### [Problem]
What is the number of lines in the entries below that include the word "mortier"? Provide the number only.

### [Task input]

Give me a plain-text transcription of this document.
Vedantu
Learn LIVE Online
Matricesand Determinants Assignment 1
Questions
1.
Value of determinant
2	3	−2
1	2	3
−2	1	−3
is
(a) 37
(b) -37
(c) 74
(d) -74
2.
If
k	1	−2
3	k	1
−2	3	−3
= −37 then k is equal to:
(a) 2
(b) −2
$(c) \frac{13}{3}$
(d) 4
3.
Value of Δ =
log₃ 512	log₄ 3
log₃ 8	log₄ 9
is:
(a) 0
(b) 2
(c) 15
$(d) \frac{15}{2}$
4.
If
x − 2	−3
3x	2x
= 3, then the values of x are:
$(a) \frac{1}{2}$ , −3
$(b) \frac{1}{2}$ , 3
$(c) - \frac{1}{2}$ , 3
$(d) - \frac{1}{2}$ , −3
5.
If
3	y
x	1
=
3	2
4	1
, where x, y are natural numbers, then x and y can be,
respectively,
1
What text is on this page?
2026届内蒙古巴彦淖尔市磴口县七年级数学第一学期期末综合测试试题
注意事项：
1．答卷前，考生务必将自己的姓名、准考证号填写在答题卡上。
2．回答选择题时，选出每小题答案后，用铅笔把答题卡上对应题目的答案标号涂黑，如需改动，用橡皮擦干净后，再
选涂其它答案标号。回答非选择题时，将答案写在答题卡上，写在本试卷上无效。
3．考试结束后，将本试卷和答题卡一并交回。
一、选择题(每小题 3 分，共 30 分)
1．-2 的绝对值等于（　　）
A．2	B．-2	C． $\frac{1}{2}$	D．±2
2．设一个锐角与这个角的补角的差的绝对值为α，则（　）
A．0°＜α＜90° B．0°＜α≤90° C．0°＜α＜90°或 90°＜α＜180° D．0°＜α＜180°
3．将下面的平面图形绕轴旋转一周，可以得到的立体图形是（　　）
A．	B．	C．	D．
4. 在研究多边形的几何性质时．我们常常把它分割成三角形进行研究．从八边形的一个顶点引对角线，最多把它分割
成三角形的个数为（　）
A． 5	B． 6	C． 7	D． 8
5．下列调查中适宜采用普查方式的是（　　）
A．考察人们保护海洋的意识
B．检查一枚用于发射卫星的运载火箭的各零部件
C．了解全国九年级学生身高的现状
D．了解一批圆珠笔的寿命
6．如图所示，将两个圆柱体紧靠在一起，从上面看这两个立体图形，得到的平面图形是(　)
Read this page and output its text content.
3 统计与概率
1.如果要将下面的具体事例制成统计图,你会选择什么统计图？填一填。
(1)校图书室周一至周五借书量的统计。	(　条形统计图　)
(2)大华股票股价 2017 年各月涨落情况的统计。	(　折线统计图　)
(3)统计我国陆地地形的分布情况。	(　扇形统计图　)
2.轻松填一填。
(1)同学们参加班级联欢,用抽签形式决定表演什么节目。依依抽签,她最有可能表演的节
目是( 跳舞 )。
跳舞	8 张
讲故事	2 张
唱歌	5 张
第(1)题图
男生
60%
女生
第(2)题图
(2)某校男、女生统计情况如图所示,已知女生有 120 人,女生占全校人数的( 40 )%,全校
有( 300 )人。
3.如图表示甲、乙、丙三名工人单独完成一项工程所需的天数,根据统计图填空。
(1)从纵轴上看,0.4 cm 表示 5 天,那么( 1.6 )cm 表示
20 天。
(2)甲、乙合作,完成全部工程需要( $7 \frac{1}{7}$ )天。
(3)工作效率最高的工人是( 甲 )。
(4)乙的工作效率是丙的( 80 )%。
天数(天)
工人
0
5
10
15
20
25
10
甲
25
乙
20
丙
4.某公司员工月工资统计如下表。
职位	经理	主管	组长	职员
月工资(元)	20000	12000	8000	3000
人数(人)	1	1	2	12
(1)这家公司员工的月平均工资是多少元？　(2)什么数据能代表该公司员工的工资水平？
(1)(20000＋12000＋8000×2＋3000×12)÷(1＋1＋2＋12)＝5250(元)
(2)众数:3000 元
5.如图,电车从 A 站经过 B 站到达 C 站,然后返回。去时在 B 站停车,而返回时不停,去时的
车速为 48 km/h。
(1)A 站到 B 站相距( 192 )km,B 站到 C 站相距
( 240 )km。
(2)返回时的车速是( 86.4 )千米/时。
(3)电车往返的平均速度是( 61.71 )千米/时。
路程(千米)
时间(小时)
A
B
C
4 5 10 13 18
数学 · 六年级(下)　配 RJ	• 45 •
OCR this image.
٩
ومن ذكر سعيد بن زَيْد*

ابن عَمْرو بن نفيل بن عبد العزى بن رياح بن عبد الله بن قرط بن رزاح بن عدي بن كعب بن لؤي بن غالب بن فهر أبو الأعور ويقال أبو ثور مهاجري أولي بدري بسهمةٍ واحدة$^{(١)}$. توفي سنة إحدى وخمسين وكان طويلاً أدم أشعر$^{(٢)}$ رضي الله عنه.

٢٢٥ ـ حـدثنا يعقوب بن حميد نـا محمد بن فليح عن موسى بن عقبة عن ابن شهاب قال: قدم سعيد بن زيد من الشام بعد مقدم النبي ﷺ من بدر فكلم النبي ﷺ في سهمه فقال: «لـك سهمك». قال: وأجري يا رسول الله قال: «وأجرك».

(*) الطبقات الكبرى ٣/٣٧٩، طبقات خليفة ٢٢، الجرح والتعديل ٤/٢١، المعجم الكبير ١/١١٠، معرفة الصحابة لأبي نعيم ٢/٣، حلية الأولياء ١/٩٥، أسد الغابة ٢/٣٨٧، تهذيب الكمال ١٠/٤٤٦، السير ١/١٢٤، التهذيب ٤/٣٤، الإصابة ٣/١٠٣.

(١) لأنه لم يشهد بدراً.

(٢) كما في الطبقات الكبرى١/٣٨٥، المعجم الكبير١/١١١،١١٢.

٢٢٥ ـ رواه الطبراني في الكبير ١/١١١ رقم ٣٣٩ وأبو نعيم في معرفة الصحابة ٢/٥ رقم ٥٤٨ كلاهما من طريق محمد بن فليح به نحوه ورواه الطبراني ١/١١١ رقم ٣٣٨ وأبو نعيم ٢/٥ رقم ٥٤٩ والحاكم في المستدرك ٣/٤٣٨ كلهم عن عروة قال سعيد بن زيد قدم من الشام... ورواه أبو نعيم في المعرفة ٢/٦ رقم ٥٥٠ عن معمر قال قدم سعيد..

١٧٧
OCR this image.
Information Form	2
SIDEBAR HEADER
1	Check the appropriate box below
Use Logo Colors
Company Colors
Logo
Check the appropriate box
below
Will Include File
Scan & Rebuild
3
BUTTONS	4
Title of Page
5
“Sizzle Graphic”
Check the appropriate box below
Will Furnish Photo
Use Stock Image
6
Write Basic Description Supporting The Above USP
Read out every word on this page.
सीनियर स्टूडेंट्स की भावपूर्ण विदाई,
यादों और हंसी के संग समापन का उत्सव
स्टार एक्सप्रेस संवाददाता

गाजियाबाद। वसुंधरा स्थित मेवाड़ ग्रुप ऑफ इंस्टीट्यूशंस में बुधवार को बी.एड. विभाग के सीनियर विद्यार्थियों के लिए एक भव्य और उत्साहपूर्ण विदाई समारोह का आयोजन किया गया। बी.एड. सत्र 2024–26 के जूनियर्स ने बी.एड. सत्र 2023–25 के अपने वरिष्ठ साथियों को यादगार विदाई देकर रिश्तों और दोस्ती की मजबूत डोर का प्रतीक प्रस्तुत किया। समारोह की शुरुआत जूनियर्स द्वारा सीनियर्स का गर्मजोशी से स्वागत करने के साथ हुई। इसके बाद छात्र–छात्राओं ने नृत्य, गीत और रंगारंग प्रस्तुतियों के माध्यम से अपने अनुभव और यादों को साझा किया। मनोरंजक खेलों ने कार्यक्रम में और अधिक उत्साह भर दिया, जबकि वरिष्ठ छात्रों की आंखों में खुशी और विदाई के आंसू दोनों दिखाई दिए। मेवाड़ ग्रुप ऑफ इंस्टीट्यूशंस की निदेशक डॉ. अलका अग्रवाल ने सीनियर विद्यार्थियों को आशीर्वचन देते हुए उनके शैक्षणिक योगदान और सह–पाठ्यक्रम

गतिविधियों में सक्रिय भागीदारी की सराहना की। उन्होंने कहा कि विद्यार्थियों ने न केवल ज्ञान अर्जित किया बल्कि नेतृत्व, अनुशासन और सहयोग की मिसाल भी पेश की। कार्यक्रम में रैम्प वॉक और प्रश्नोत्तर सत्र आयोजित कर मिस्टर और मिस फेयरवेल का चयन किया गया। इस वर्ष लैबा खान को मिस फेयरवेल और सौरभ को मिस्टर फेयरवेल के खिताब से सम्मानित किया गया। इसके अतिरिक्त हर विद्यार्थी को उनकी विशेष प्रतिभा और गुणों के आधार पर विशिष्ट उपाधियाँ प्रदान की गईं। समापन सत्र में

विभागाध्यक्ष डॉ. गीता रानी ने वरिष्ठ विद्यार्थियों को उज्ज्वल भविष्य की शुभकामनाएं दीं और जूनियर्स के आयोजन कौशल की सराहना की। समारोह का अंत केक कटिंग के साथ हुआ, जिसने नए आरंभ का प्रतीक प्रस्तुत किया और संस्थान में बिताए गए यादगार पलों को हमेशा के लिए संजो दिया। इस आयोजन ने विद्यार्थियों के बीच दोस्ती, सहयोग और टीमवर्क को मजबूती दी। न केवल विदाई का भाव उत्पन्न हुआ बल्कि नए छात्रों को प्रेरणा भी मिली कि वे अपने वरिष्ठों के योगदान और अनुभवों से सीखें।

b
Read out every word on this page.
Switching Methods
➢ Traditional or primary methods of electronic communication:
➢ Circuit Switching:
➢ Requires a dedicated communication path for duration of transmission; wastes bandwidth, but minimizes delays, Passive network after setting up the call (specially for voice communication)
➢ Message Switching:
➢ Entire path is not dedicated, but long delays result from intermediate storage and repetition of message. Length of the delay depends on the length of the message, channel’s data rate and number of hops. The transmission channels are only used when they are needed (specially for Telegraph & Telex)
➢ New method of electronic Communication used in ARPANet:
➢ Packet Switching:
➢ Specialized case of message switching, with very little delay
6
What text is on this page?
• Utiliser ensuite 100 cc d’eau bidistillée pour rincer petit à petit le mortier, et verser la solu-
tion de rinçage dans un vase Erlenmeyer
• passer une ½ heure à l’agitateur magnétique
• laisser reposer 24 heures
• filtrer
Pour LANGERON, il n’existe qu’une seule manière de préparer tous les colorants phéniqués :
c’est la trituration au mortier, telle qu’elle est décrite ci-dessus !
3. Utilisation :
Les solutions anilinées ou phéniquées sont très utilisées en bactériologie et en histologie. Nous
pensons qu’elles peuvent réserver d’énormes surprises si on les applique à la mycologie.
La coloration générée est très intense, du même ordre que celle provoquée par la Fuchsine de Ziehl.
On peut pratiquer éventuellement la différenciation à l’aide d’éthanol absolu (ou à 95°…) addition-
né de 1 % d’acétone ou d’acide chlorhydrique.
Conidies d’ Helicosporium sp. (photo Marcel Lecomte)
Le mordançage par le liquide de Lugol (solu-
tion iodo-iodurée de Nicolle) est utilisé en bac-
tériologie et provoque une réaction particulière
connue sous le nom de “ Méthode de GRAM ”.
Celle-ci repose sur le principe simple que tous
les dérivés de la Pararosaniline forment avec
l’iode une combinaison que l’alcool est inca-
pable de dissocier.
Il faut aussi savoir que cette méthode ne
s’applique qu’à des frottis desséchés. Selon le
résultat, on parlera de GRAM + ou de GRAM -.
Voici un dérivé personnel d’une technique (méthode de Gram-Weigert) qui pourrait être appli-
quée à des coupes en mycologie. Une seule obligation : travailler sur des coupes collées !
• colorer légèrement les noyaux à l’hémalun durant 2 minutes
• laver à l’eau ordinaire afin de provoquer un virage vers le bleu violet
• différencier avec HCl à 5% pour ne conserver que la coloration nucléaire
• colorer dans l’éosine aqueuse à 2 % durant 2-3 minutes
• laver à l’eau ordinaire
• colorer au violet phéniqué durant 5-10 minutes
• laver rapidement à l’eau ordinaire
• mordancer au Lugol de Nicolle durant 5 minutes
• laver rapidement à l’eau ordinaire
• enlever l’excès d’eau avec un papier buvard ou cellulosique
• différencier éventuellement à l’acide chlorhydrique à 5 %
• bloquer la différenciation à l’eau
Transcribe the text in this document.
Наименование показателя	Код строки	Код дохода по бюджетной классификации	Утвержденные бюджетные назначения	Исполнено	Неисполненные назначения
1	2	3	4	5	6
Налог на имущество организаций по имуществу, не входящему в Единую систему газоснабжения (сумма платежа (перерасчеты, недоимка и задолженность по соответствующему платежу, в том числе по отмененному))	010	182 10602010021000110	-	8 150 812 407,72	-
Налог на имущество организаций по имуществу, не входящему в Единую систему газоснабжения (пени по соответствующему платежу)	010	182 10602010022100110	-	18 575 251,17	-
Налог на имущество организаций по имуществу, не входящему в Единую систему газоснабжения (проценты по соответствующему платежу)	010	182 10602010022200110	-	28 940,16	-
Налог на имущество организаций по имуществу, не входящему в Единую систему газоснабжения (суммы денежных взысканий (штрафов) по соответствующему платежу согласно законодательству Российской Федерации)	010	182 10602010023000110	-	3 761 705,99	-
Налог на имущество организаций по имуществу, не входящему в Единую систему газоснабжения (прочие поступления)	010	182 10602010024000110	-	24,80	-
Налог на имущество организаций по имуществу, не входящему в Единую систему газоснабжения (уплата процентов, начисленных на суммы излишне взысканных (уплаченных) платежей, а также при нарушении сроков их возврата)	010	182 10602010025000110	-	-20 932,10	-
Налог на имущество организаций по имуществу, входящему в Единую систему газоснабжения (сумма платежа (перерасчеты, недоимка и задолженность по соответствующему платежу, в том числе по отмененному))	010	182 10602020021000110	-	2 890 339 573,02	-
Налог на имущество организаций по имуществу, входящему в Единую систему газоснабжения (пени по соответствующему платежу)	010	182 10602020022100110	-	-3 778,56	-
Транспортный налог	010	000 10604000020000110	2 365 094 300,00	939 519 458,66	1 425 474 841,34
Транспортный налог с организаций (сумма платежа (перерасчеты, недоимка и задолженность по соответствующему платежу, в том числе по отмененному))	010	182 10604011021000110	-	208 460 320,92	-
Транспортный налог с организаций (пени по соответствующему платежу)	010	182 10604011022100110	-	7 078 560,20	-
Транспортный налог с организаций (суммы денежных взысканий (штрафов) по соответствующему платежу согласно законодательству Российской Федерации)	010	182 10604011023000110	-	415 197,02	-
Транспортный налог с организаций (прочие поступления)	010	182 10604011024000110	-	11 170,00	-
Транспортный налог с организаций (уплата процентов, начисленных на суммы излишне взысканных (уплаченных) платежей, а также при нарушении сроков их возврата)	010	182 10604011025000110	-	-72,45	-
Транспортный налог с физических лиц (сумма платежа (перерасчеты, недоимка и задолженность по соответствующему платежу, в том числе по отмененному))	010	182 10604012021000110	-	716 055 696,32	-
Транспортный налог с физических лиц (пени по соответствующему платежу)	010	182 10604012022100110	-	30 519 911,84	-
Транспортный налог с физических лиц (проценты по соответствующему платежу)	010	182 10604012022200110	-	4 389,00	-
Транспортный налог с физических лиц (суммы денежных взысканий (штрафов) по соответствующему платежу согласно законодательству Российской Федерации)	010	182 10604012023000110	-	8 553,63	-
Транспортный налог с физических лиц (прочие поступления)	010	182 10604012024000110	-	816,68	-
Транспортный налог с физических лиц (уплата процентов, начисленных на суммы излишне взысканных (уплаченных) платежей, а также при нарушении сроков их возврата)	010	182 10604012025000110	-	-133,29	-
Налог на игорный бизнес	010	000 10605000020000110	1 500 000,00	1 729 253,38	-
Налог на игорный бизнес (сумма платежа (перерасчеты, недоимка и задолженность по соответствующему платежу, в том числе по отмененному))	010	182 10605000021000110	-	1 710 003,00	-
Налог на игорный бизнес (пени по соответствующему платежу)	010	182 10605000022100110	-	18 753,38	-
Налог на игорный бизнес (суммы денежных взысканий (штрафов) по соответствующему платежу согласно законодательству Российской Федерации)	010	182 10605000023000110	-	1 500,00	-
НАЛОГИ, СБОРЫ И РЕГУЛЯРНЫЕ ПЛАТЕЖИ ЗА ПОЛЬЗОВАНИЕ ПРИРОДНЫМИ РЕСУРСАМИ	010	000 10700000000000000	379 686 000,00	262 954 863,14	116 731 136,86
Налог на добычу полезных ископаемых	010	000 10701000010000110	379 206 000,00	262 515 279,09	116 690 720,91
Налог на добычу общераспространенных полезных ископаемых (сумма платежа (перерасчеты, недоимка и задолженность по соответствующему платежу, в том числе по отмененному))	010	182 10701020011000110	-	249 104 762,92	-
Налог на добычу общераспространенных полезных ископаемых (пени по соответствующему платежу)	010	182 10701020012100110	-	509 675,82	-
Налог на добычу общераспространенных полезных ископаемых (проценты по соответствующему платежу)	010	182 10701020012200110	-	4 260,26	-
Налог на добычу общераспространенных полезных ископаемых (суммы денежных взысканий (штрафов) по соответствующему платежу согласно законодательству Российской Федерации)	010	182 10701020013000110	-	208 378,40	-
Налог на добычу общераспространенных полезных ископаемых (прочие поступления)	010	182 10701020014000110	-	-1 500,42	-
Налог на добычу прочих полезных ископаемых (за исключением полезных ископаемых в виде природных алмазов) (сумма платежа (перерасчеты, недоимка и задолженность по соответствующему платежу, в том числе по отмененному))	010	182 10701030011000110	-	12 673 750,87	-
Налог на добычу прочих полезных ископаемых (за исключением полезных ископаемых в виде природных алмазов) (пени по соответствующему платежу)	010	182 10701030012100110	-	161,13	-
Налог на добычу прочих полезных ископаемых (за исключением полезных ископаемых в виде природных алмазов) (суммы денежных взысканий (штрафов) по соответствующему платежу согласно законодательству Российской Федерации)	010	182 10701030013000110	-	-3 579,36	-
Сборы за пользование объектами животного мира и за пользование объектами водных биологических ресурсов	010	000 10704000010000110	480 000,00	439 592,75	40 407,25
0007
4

### [Exercise result]
2